— TASK PROMPT —
Select all lines holding the word "type" from the entries that follow.

— INPUT RECORDS —
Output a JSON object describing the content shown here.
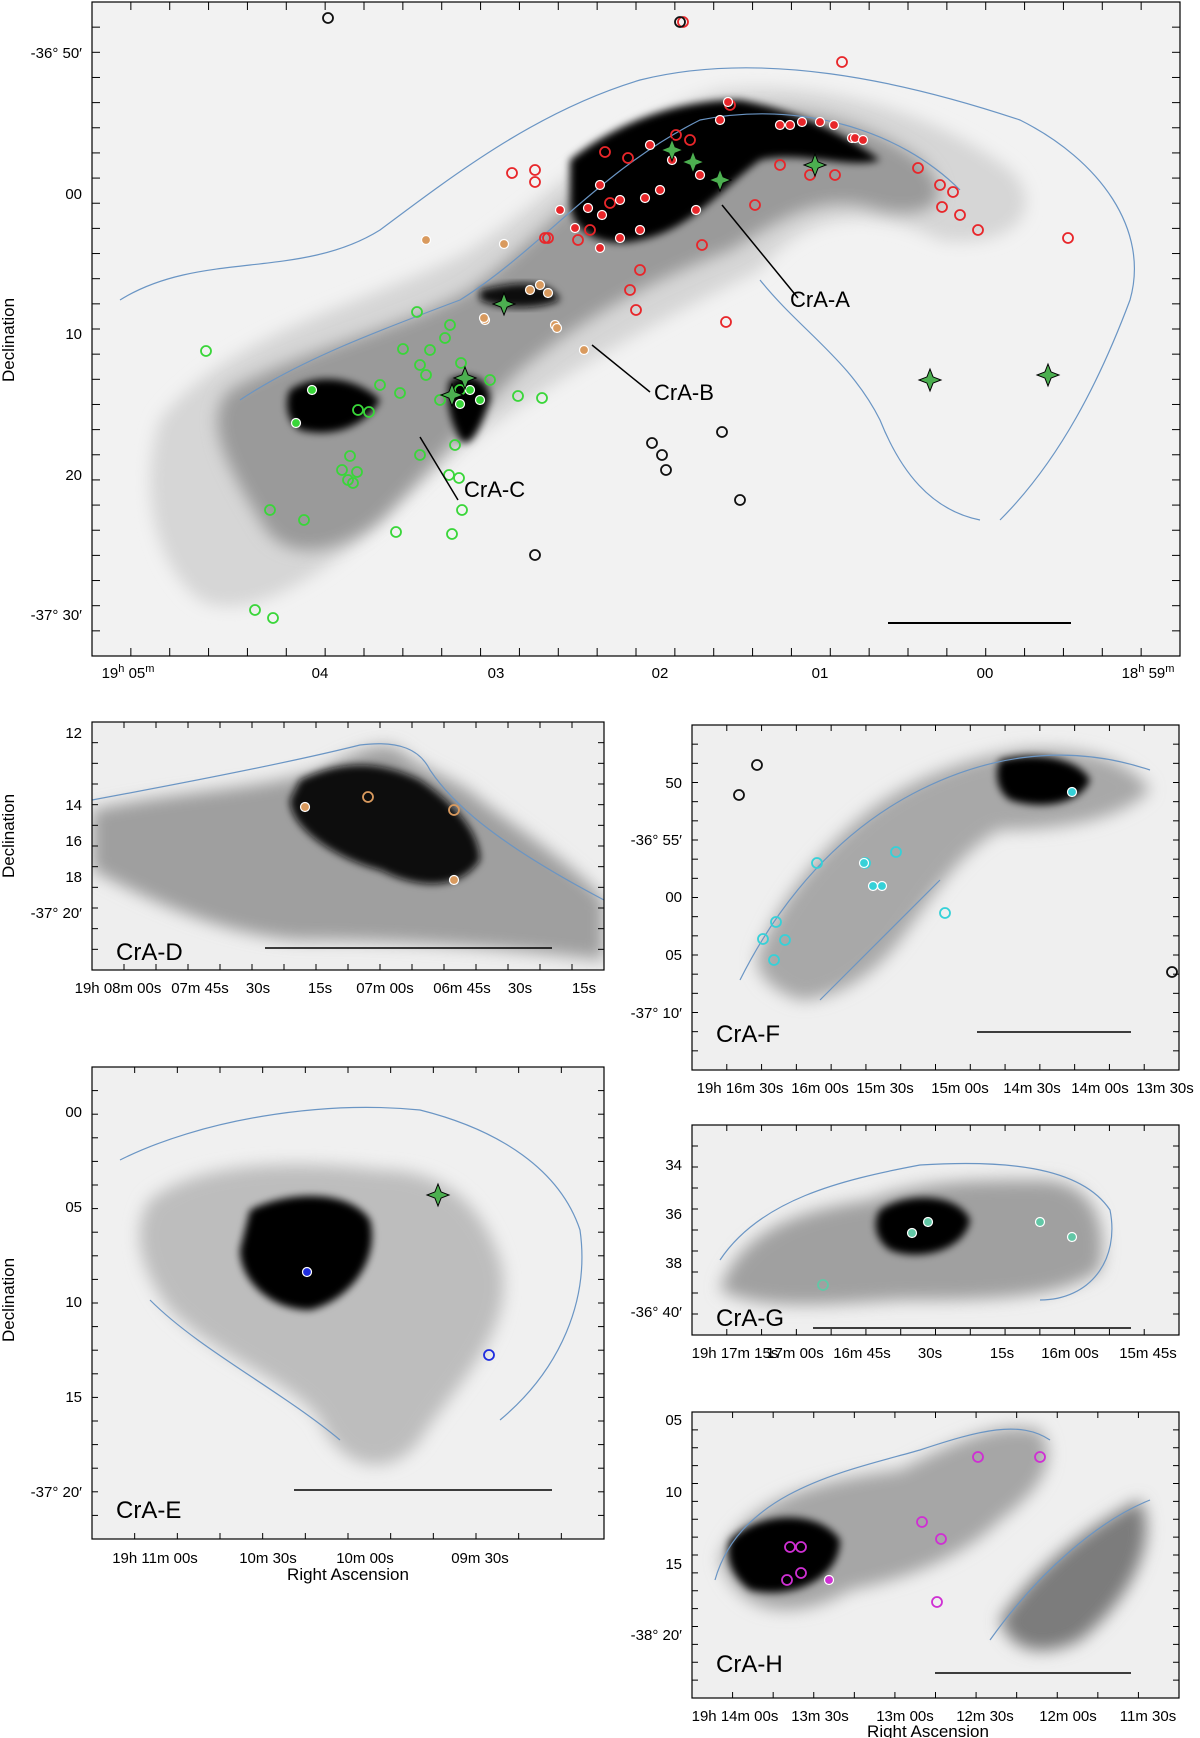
{
  "figure": {
    "colors": {
      "contour": "#6a95c4",
      "cloud_dark": "#000000",
      "cloud_mid": "#6f6f6f",
      "cloud_light": "#c9c9c9",
      "background": "#f1f1f1",
      "scalebar_white": "#ffffff",
      "red": "#e8262a",
      "orange": "#d99a5e",
      "green": "#39d639",
      "black": "#111111",
      "cyan": "#35d1d8",
      "teal": "#62c7a6",
      "blue": "#1f2ddf",
      "magenta": "#cf2fd3",
      "star": "#4caf50"
    },
    "main": {
      "ylabel": "Declination",
      "y_ticks": [
        "-36° 50′",
        "00",
        "10",
        "20",
        "-37° 30′"
      ],
      "x_ticks": [
        {
          "h": "19",
          "hs": "h",
          "m": "05",
          "ms": "m"
        },
        {
          "m": "04"
        },
        {
          "m": "03"
        },
        {
          "m": "02"
        },
        {
          "m": "01"
        },
        {
          "m": "00"
        },
        {
          "h": "18",
          "hs": "h",
          "m": "59",
          "ms": "m"
        }
      ],
      "regions": [
        "CrA-A",
        "CrA-B",
        "CrA-C"
      ]
    },
    "panel_d": {
      "label": "CrA-D",
      "ylabel": "Declination",
      "y_ticks": [
        "12",
        "14",
        "16",
        "18",
        "-37° 20′"
      ],
      "x_ticks": [
        "19h 08m 00s",
        "07m 45s",
        "30s",
        "15s",
        "07m 00s",
        "06m 45s",
        "30s",
        "15s"
      ]
    },
    "panel_e": {
      "label": "CrA-E",
      "ylabel": "Declination",
      "xlabel": "Right Ascension",
      "y_ticks": [
        "00",
        "05",
        "10",
        "15",
        "-37° 20′"
      ],
      "x_ticks": [
        "19h 11m 00s",
        "10m 30s",
        "10m 00s",
        "09m 30s"
      ]
    },
    "panel_f": {
      "label": "CrA-F",
      "y_ticks": [
        "50",
        "-36° 55′",
        "00",
        "05",
        "-37° 10′"
      ],
      "x_ticks": [
        "19h 16m 30s",
        "16m 00s",
        "15m 30s",
        "15m 00s",
        "14m 30s",
        "14m 00s",
        "13m 30s"
      ]
    },
    "panel_g": {
      "label": "CrA-G",
      "y_ticks": [
        "34",
        "36",
        "38",
        "-36° 40′"
      ],
      "x_ticks": [
        "19h 17m 15s",
        "17m 00s",
        "16m 45s",
        "30s",
        "15s",
        "16m 00s",
        "15m 45s"
      ]
    },
    "panel_h": {
      "label": "CrA-H",
      "xlabel": "Right Ascension",
      "y_ticks": [
        "05",
        "10",
        "15",
        "-38° 20′"
      ],
      "x_ticks": [
        "19h 14m 00s",
        "13m 30s",
        "13m 00s",
        "12m 30s",
        "12m 00s",
        "11m 30s"
      ]
    }
  }
}
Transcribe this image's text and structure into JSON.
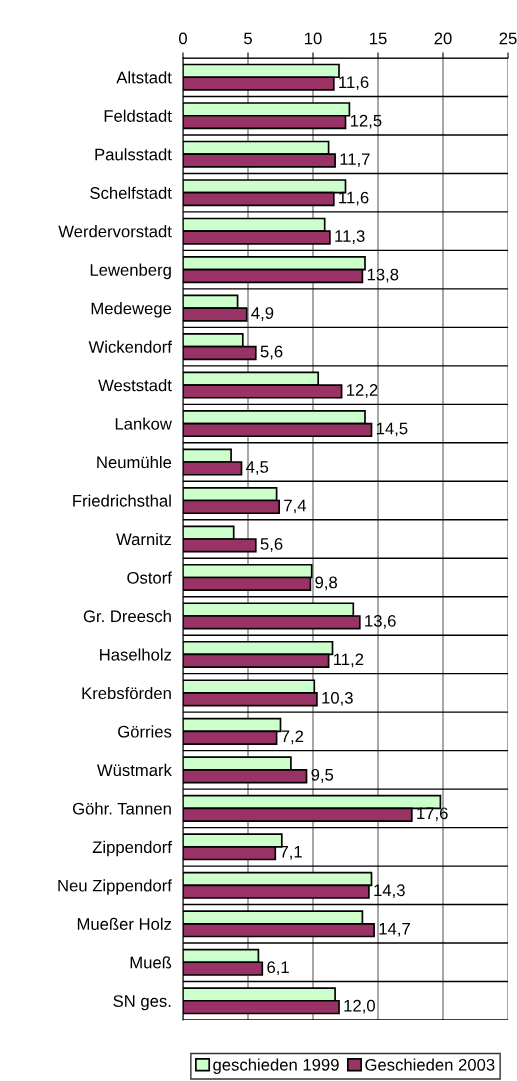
{
  "chart_data": {
    "type": "bar",
    "orientation": "horizontal",
    "categories": [
      "Altstadt",
      "Feldstadt",
      "Paulsstadt",
      "Schelfstadt",
      "Werdervorstadt",
      "Lewenberg",
      "Medewege",
      "Wickendorf",
      "Weststadt",
      "Lankow",
      "Neumühle",
      "Friedrichsthal",
      "Warnitz",
      "Ostorf",
      "Gr. Dreesch",
      "Haselholz",
      "Krebsförden",
      "Görries",
      "Wüstmark",
      "Göhr. Tannen",
      "Zippendorf",
      "Neu Zippendorf",
      "Mueßer Holz",
      "Mueß",
      "SN ges."
    ],
    "series": [
      {
        "name": "geschieden 1999",
        "color": "#ccffcc",
        "values": [
          12.0,
          12.8,
          11.2,
          12.5,
          10.9,
          14.0,
          4.2,
          4.6,
          10.4,
          14.0,
          3.7,
          7.2,
          3.9,
          9.9,
          13.1,
          11.5,
          10.1,
          7.5,
          8.3,
          19.8,
          7.6,
          14.5,
          13.8,
          5.8,
          11.7
        ]
      },
      {
        "name": "Geschieden 2003",
        "color": "#993366",
        "values": [
          11.6,
          12.5,
          11.7,
          11.6,
          11.3,
          13.8,
          4.9,
          5.6,
          12.2,
          14.5,
          4.5,
          7.4,
          5.6,
          9.8,
          13.6,
          11.2,
          10.3,
          7.2,
          9.5,
          17.6,
          7.1,
          14.3,
          14.7,
          6.1,
          12.0
        ],
        "value_labels": [
          "11,6",
          "12,5",
          "11,7",
          "11,6",
          "11,3",
          "13,8",
          "4,9",
          "5,6",
          "12,2",
          "14,5",
          "4,5",
          "7,4",
          "5,6",
          "9,8",
          "13,6",
          "11,2",
          "10,3",
          "7,2",
          "9,5",
          "17,6",
          "7,1",
          "14,3",
          "14,7",
          "6,1",
          "12,0"
        ]
      }
    ],
    "xlim": [
      0,
      25
    ],
    "xticks": [
      0,
      5,
      10,
      15,
      20,
      25
    ],
    "grid": true,
    "legend": "bottom"
  }
}
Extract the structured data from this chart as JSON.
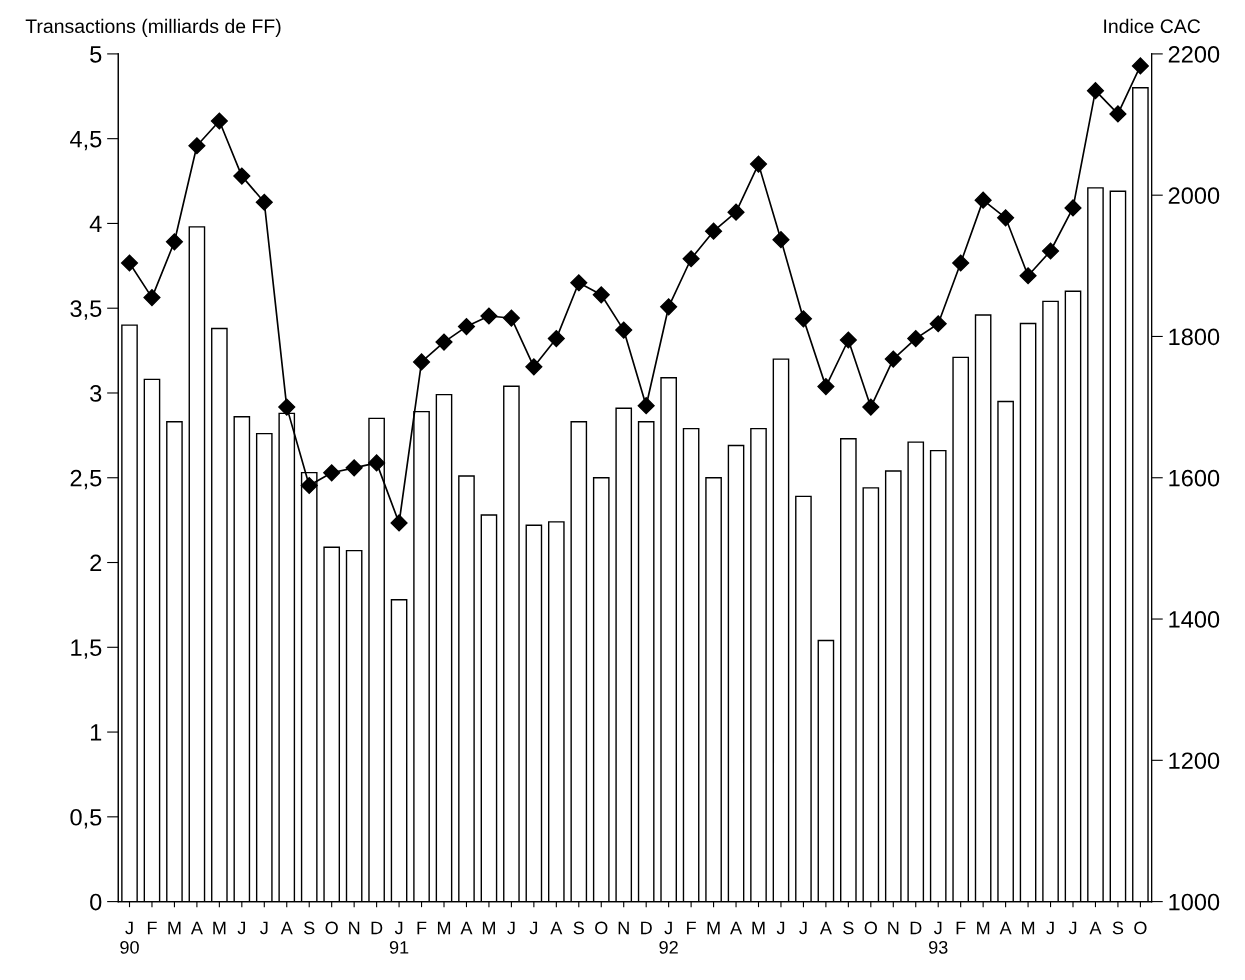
{
  "chart_data": {
    "type": "bar",
    "ylabel": "Transactions (milliards de FF)",
    "y2label": "Indice CAC",
    "categories": [
      "J\n90",
      "F",
      "M",
      "A",
      "M",
      "J",
      "J",
      "A",
      "S",
      "O",
      "N",
      "D",
      "J\n91",
      "F",
      "M",
      "A",
      "M",
      "J",
      "J",
      "A",
      "S",
      "O",
      "N",
      "D",
      "J\n92",
      "F",
      "M",
      "A",
      "M",
      "J",
      "J",
      "A",
      "S",
      "O",
      "N",
      "D",
      "J\n93",
      "F",
      "M",
      "A",
      "M",
      "J",
      "J",
      "A",
      "S",
      "O"
    ],
    "series": [
      {
        "color": "#ffffff",
        "values": [
          3.4,
          3.08,
          2.83,
          3.98,
          3.38,
          2.86,
          2.76,
          2.88,
          2.53,
          2.09,
          2.07,
          2.85,
          1.78,
          2.89,
          2.99,
          2.51,
          2.28,
          3.04,
          2.22,
          2.24,
          2.83,
          2.5,
          2.91,
          2.83,
          3.09,
          2.79,
          2.5,
          2.69,
          2.79,
          3.2,
          2.39,
          1.54,
          2.73,
          2.44,
          2.54,
          2.71,
          2.66,
          3.21,
          3.46,
          2.95,
          3.41,
          3.54,
          3.6,
          4.21,
          4.19,
          4.8
        ]
      },
      {
        "type": "line",
        "axis": "y2",
        "color": "#000000",
        "marker": "diamond",
        "line_style": "solid",
        "values": [
          1904,
          1855,
          1934,
          2070,
          2105,
          2027,
          1990,
          1700,
          1589,
          1607,
          1614,
          1621,
          1536,
          1764,
          1792,
          1814,
          1829,
          1826,
          1757,
          1797,
          1876,
          1859,
          1809,
          1702,
          1842,
          1910,
          1949,
          1976,
          2044,
          1937,
          1825,
          1729,
          1795,
          1700,
          1768,
          1797,
          1818,
          1904,
          1993,
          1968,
          1886,
          1921,
          1982,
          2148,
          2115,
          2183
        ]
      }
    ],
    "ylim": [
      0,
      5
    ],
    "yticks": [
      0,
      {
        "value": 0.5,
        "label": "0,5"
      },
      1,
      {
        "value": 1.5,
        "label": "1,5"
      },
      2,
      {
        "value": 2.5,
        "label": "2,5"
      },
      3,
      {
        "value": 3.5,
        "label": "3,5"
      },
      4,
      {
        "value": 4.5,
        "label": "4,5"
      },
      5
    ],
    "y2lim": [
      1000,
      2200
    ],
    "y2ticks": [
      1000,
      1200,
      1400,
      1600,
      1800,
      2000,
      2200
    ],
    "grid": false,
    "legend": false
  }
}
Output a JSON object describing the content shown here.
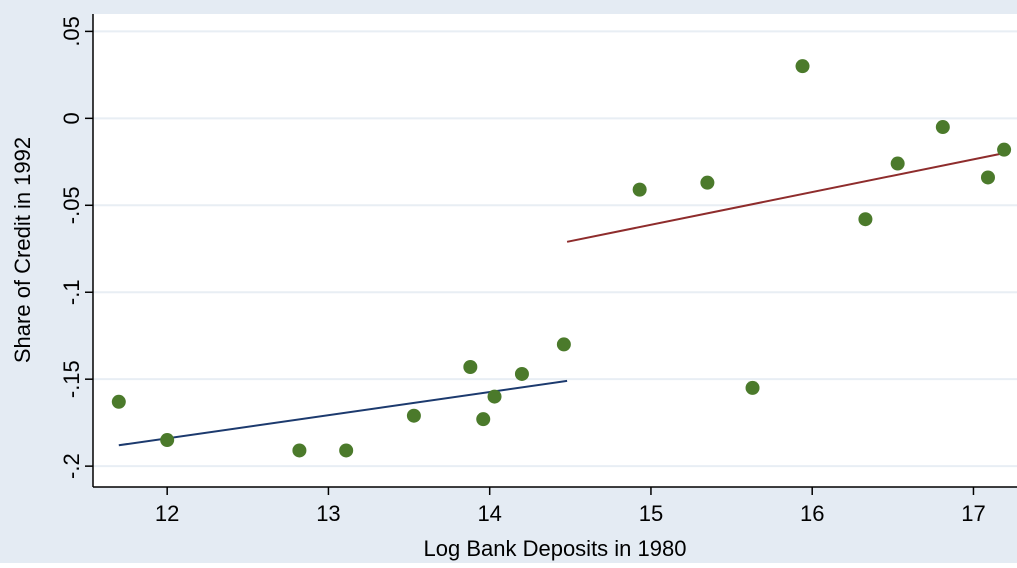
{
  "chart_data": {
    "type": "scatter",
    "xlabel": "Log Bank Deposits in 1980",
    "ylabel": "Share of Credit in 1992",
    "xlim": [
      11.54,
      17.27
    ],
    "ylim": [
      -0.212,
      0.06
    ],
    "xticks": [
      12,
      13,
      14,
      15,
      16,
      17
    ],
    "yticks": [
      {
        "value": 0.05,
        "label": ".05"
      },
      0,
      {
        "value": -0.05,
        "label": "-.05"
      },
      {
        "value": -0.1,
        "label": "-.1"
      },
      {
        "value": -0.15,
        "label": "-.15"
      },
      {
        "value": -0.2,
        "label": "-.2"
      }
    ],
    "grid": true,
    "points": {
      "color": "#4b7a2b",
      "x": [
        11.7,
        12.0,
        12.82,
        13.11,
        13.53,
        13.88,
        13.96,
        14.03,
        14.2,
        14.46,
        14.93,
        15.35,
        15.63,
        15.94,
        16.33,
        16.53,
        16.81,
        17.09,
        17.19
      ],
      "y": [
        -0.163,
        -0.185,
        -0.191,
        -0.191,
        -0.171,
        -0.143,
        -0.173,
        -0.16,
        -0.147,
        -0.13,
        -0.041,
        -0.037,
        -0.155,
        0.03,
        -0.058,
        -0.026,
        -0.005,
        -0.034,
        -0.018
      ]
    },
    "fits": [
      {
        "color": "#1c3a6e",
        "x": [
          11.7,
          14.48
        ],
        "y": [
          -0.188,
          -0.151
        ]
      },
      {
        "color": "#8e2c2c",
        "x": [
          14.48,
          17.19
        ],
        "y": [
          -0.071,
          -0.02
        ]
      }
    ]
  }
}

— OUTPUT OF THE TASK —
    "type": "bar",
    "type": "bar",
        "type": "line",
    "type": "scatter",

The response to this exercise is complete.